**What to produce**
Can the data below be echoed back word for word?
================================
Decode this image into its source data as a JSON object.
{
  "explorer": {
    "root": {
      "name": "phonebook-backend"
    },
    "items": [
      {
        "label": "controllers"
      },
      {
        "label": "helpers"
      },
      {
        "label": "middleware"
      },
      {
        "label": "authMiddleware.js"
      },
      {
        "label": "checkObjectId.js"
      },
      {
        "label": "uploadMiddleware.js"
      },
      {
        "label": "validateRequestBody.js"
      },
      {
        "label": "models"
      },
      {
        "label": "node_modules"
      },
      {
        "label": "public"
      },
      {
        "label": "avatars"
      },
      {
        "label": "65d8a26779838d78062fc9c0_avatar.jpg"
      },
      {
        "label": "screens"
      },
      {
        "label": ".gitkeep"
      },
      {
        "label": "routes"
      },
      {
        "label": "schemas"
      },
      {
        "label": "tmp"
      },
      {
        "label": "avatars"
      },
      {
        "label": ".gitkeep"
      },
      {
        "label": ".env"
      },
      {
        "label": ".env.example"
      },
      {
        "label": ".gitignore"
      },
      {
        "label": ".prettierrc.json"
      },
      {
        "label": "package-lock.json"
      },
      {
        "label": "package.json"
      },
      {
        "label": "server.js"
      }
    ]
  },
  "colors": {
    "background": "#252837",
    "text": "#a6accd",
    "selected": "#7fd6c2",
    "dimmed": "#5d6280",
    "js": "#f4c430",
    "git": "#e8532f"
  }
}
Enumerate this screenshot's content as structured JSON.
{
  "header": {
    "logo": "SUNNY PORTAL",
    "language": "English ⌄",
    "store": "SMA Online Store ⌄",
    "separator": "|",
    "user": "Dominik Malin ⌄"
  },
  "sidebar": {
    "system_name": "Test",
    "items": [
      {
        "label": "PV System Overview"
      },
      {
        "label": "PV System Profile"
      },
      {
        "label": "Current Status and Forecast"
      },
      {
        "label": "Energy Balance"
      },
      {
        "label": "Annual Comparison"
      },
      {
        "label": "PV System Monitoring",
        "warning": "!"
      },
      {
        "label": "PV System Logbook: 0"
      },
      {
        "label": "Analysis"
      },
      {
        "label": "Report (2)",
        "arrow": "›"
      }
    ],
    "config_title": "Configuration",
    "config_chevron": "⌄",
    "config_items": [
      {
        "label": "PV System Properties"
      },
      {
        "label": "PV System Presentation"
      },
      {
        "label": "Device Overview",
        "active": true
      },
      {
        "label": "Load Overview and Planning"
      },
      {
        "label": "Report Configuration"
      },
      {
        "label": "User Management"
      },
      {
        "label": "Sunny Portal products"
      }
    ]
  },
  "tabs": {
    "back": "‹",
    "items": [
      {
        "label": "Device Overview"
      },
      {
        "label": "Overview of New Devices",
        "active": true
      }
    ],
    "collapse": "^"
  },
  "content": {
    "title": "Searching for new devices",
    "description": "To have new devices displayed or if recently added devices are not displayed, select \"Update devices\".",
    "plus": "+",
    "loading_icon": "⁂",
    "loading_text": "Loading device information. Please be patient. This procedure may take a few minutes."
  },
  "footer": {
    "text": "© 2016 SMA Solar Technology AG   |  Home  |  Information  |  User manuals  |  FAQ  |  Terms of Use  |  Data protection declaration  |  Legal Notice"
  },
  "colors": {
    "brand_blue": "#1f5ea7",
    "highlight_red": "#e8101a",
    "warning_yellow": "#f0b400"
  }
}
================================
**The solution**
Decode this image into its source data as a JSON object.
{
  "explorer": {
    "root": {
      "name": "phonebook-backend"
    },
    "items": [
      {
        "label": "controllers"
      },
      {
        "label": "helpers"
      },
      {
        "label": "middleware"
      },
      {
        "label": "authMiddleware.js"
      },
      {
        "label": "checkObjectId.js"
      },
      {
        "label": "uploadMiddleware.js"
      },
      {
        "label": "validateRequestBody.js"
      },
      {
        "label": "models"
      },
      {
        "label": "node_modules"
      },
      {
        "label": "public"
      },
      {
        "label": "avatars"
      },
      {
        "label": "65d8a26779838d78062fc9c0_avatar.jpg"
      },
      {
        "label": "screens"
      },
      {
        "label": ".gitkeep"
      },
      {
        "label": "routes"
      },
      {
        "label": "schemas"
      },
      {
        "label": "tmp"
      },
      {
        "label": "avatars"
      },
      {
        "label": ".gitkeep"
      },
      {
        "label": ".env"
      },
      {
        "label": ".env.example"
      },
      {
        "label": ".gitignore"
      },
      {
        "label": ".prettierrc.json"
      },
      {
        "label": "package-lock.json"
      },
      {
        "label": "package.json"
      },
      {
        "label": "server.js"
      }
    ]
  },
  "colors": {
    "background": "#252837",
    "text": "#a6accd",
    "selected": "#7fd6c2",
    "dimmed": "#5d6280",
    "js": "#f4c430",
    "git": "#e8532f"
  }
}
Enumerate this screenshot's content as structured JSON.
{
  "header": {
    "logo": "SUNNY PORTAL",
    "language": "English ⌄",
    "store": "SMA Online Store ⌄",
    "separator": "|",
    "user": "Dominik Malin ⌄"
  },
  "sidebar": {
    "system_name": "Test",
    "items": [
      {
        "label": "PV System Overview"
      },
      {
        "label": "PV System Profile"
      },
      {
        "label": "Current Status and Forecast"
      },
      {
        "label": "Energy Balance"
      },
      {
        "label": "Annual Comparison"
      },
      {
        "label": "PV System Monitoring",
        "warning": "!"
      },
      {
        "label": "PV System Logbook: 0"
      },
      {
        "label": "Analysis"
      },
      {
        "label": "Report (2)",
        "arrow": "›"
      }
    ],
    "config_title": "Configuration",
    "config_chevron": "⌄",
    "config_items": [
      {
        "label": "PV System Properties"
      },
      {
        "label": "PV System Presentation"
      },
      {
        "label": "Device Overview",
        "active": true
      },
      {
        "label": "Load Overview and Planning"
      },
      {
        "label": "Report Configuration"
      },
      {
        "label": "User Management"
      },
      {
        "label": "Sunny Portal products"
      }
    ]
  },
  "tabs": {
    "back": "‹",
    "items": [
      {
        "label": "Device Overview"
      },
      {
        "label": "Overview of New Devices",
        "active": true
      }
    ],
    "collapse": "^"
  },
  "content": {
    "title": "Searching for new devices",
    "description": "To have new devices displayed or if recently added devices are not displayed, select \"Update devices\".",
    "plus": "+",
    "loading_icon": "⁂",
    "loading_text": "Loading device information. Please be patient. This procedure may take a few minutes."
  },
  "footer": {
    "text": "© 2016 SMA Solar Technology AG   |  Home  |  Information  |  User manuals  |  FAQ  |  Terms of Use  |  Data protection declaration  |  Legal Notice"
  },
  "colors": {
    "brand_blue": "#1f5ea7",
    "highlight_red": "#e8101a",
    "warning_yellow": "#f0b400"
  }
}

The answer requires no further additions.